### Requirement:
Filter these entries so that only lines with the word "beam" remain.
[start of Extracted records]
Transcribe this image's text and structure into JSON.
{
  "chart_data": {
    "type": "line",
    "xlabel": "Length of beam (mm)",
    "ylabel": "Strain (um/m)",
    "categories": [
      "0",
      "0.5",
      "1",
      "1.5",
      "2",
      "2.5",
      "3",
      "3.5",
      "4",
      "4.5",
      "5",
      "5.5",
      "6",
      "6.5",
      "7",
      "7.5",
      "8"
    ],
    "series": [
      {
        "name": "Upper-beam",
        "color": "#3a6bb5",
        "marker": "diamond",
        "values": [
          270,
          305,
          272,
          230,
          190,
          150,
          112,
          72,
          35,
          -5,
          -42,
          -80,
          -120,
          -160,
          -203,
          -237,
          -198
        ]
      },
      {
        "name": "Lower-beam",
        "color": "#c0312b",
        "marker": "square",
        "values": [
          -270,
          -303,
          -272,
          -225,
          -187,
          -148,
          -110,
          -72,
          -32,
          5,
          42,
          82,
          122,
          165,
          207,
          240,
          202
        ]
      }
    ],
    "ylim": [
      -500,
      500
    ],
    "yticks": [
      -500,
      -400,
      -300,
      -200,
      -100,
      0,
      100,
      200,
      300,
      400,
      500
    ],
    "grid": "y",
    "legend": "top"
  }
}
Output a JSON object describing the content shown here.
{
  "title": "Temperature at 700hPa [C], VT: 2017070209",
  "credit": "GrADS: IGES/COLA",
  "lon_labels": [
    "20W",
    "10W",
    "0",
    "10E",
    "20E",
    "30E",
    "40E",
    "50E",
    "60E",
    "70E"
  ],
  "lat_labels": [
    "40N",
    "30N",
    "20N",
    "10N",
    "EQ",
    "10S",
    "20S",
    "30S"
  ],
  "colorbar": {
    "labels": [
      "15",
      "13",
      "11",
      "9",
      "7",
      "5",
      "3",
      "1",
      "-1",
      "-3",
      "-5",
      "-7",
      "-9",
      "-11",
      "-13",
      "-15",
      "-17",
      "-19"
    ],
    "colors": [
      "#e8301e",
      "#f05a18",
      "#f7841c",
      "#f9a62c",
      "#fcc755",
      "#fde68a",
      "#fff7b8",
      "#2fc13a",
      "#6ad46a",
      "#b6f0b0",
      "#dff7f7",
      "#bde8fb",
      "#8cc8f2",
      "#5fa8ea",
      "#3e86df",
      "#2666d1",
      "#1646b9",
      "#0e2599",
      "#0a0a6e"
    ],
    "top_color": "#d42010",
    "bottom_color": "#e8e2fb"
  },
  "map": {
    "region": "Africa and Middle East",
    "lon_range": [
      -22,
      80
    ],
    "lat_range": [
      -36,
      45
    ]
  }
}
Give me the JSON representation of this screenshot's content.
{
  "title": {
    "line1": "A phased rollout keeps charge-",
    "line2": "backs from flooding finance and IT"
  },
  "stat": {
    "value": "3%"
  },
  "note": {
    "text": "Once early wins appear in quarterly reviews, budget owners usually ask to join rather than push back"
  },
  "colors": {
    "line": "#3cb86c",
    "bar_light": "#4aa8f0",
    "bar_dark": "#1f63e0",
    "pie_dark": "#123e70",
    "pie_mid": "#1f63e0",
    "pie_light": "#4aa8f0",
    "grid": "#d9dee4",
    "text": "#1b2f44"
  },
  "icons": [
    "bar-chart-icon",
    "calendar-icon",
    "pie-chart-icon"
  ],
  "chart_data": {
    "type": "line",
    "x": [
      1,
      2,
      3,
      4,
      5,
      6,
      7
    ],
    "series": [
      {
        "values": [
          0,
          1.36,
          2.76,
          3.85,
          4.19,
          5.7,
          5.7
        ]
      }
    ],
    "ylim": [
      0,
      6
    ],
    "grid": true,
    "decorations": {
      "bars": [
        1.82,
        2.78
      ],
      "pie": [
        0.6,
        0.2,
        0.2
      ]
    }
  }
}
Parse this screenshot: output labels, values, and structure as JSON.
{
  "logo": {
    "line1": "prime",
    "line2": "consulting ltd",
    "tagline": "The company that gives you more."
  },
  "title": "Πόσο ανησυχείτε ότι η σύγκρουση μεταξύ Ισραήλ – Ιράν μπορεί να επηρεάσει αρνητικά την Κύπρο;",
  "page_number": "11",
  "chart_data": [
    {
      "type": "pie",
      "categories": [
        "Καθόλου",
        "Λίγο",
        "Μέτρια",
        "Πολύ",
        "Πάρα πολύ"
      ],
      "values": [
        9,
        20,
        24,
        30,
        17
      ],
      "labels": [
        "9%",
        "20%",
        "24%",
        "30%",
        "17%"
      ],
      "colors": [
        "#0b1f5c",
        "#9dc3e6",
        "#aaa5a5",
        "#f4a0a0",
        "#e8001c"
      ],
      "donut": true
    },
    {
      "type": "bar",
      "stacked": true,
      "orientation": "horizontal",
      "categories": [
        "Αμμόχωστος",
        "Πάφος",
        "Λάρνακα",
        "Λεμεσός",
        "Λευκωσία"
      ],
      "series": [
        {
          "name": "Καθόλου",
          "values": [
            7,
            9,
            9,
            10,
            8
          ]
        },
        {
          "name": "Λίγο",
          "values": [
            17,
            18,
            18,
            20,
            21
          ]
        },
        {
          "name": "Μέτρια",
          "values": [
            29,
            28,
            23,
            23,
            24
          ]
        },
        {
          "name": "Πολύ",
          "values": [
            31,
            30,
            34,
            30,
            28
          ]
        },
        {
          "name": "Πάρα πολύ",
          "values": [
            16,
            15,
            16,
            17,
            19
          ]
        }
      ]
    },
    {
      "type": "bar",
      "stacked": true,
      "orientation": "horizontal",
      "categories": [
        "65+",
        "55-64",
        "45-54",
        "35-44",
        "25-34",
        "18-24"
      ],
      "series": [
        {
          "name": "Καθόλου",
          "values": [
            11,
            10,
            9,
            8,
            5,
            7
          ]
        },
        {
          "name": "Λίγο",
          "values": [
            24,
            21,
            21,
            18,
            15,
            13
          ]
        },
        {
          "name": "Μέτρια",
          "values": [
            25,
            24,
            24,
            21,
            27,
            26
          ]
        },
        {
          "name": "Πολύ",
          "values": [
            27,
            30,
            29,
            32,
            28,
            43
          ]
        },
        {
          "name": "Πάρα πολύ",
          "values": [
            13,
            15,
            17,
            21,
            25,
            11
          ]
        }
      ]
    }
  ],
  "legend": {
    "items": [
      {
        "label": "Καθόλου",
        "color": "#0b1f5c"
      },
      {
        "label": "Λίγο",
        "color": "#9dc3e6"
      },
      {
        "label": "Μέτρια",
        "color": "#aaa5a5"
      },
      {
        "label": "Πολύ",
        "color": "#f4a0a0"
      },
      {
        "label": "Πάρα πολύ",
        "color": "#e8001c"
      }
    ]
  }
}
[end of Extracted records]
### Complete output:
    "xlabel": "Length of beam (mm)",
        "name": "Upper-beam",
        "name": "Lower-beam",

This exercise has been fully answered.